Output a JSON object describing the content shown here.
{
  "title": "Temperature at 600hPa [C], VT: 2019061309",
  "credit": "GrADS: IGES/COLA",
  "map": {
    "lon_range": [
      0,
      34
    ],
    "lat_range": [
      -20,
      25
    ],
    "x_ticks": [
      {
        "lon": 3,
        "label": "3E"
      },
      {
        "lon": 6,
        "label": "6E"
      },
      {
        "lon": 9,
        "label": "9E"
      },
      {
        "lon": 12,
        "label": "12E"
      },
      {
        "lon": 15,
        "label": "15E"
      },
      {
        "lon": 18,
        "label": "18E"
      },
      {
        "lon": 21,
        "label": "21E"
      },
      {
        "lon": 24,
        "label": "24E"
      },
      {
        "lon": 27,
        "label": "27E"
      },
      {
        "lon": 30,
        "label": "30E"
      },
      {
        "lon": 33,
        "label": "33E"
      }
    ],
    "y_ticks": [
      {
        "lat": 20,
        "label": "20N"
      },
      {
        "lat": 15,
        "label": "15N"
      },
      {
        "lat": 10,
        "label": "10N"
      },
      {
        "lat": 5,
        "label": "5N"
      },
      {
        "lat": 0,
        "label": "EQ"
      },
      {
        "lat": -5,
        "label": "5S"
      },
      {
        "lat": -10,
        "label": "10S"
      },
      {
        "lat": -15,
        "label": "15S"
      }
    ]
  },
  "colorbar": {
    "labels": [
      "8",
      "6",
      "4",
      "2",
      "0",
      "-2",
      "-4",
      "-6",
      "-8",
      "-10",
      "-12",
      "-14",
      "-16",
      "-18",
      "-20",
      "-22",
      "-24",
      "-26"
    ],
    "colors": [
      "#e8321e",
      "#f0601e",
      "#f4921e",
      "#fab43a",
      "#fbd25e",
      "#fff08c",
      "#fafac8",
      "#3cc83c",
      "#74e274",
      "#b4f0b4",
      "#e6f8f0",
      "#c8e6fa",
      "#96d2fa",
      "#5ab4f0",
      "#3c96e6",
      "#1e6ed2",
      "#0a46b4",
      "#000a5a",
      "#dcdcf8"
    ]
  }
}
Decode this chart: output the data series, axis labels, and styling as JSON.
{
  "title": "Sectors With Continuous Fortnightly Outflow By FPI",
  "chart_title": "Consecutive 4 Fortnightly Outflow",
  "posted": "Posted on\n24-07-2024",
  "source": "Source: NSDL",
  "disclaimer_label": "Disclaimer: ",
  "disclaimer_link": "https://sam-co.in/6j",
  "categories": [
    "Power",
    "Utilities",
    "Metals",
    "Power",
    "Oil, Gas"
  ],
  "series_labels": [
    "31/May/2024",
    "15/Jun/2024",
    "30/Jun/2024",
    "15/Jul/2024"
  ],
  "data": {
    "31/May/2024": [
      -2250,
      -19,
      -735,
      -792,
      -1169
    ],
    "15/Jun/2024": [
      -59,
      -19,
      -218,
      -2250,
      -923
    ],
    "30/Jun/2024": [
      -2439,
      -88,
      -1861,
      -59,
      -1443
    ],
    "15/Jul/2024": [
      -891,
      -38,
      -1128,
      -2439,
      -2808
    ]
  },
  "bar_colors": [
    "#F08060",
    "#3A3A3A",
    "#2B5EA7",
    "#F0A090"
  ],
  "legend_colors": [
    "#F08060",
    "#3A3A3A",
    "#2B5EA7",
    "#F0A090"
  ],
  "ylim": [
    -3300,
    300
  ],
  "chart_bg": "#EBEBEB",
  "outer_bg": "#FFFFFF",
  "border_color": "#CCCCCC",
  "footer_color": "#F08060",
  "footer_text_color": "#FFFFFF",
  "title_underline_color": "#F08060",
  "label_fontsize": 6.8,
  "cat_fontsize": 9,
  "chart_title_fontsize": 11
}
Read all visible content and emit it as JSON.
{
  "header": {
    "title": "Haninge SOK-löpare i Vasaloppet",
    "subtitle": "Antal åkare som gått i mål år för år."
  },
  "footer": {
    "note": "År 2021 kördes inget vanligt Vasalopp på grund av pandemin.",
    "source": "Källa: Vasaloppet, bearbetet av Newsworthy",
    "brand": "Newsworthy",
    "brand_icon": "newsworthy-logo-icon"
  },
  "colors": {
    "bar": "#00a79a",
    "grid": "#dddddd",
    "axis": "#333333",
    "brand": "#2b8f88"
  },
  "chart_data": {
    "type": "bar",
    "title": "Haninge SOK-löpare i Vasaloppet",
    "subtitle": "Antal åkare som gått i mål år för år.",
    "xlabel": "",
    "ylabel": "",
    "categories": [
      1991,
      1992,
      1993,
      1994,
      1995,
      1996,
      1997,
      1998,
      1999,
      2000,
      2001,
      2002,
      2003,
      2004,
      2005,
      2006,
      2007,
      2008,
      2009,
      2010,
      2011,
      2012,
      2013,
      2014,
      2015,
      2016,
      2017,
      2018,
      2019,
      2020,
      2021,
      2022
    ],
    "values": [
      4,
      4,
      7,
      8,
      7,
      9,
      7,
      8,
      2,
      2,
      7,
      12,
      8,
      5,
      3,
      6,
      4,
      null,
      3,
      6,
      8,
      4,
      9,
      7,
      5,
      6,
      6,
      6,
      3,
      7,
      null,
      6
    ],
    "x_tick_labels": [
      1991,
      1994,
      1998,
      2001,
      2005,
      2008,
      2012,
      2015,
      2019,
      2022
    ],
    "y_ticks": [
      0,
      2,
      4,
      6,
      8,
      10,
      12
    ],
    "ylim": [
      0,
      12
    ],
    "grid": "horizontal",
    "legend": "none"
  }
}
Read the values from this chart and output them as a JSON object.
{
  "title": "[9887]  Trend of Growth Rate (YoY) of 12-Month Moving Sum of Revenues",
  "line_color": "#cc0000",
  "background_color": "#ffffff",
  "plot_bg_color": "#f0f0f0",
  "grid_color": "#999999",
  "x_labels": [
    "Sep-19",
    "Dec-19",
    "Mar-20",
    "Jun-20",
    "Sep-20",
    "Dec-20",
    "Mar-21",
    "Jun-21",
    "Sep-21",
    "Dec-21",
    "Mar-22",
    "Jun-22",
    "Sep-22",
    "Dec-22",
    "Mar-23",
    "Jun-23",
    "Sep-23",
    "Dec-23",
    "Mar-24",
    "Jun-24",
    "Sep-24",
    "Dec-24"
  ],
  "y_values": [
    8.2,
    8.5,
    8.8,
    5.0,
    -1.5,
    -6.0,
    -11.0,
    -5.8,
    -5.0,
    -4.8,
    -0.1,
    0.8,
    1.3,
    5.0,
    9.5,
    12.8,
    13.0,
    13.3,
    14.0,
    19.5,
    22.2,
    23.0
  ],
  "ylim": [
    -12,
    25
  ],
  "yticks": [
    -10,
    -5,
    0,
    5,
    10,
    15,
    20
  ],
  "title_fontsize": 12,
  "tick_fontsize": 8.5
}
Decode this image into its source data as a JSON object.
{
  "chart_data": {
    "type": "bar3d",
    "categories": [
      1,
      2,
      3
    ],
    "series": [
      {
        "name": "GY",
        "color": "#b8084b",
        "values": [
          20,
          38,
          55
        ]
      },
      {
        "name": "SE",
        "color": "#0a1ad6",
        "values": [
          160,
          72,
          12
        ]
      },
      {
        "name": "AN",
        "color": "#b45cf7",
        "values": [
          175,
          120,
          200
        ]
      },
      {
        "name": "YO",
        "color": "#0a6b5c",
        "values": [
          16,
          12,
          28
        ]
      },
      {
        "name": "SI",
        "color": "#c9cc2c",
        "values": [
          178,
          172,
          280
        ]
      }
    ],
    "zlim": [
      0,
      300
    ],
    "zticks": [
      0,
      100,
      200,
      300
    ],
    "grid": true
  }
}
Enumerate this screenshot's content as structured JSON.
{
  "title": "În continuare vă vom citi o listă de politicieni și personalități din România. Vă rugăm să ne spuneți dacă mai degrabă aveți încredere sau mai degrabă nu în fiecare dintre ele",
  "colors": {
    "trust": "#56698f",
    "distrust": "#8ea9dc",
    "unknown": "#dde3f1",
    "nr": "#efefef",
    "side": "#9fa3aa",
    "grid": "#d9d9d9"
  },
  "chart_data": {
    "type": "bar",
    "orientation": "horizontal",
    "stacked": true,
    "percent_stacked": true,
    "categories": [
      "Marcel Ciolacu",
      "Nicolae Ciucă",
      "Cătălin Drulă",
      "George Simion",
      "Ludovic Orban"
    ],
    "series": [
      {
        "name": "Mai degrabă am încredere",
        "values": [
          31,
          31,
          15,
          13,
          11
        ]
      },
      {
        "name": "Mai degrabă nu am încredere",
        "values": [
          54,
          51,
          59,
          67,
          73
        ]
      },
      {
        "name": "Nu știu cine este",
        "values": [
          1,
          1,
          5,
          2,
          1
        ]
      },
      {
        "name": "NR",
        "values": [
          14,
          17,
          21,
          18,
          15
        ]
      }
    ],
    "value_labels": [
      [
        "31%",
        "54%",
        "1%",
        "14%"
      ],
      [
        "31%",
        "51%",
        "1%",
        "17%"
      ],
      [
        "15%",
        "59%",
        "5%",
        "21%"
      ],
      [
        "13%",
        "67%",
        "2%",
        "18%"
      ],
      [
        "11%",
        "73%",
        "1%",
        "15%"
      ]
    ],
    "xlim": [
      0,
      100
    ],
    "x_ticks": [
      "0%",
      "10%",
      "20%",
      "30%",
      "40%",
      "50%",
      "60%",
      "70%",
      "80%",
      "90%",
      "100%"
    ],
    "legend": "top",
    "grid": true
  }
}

__TO BE DONE__. Gather from the records above every line containing the string "object".

__CORRECT OUTPUT__.
Output a JSON object describing the content shown here.
Read the values from this chart and output them as a JSON object.
Decode this image into its source data as a JSON object.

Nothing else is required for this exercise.